[Collected data entries]
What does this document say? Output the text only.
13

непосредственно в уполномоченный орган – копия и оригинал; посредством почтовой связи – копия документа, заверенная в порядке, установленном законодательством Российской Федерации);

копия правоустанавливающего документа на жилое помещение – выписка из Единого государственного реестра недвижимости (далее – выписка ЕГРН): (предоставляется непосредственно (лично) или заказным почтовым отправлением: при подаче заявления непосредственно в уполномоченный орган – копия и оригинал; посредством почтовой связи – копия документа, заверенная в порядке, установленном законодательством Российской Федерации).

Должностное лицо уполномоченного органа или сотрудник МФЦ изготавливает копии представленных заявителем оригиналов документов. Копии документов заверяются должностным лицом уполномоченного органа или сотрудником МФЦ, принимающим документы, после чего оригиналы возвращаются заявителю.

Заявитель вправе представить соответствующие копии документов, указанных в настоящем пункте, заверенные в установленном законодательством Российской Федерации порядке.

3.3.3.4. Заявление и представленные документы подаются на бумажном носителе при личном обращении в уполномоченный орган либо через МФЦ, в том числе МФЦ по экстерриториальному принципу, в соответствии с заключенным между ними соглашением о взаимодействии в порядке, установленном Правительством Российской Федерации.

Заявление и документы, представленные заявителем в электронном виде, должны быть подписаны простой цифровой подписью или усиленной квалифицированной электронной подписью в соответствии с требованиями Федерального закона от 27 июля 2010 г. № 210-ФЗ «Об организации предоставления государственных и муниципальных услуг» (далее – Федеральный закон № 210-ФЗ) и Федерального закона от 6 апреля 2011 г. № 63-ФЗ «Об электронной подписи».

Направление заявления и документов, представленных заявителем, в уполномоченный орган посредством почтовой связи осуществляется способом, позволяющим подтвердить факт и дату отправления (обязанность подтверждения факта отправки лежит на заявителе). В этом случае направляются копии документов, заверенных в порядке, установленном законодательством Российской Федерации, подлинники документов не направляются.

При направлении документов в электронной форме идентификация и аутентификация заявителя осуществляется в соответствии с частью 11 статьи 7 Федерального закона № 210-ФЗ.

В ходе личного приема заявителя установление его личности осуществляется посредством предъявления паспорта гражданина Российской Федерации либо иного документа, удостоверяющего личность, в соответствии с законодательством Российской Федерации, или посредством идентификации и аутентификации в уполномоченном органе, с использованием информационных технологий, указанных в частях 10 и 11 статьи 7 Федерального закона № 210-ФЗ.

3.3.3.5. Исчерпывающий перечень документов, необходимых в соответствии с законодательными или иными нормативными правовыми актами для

- DIRECTIONS FOR THIS TASK: Show the lines of the material that contain the word "указанных".

- FINISHED EXERCISE:
Заявитель вправе представить соответствующие копии документов, указанных в настоящем пункте, заверенные в установленном законодательством Российской Федерации порядке.
В ходе личного приема заявителя установление его личности осуществляется посредством предъявления паспорта гражданина Российской Федерации либо иного документа, удостоверяющего личность, в соответствии с законодательством Российской Федерации, или посредством идентификации и аутентификации в уполномоченном органе, с использованием информационных технологий, указанных в частях 10 и 11 статьи 7 Федерального закона № 210-ФЗ.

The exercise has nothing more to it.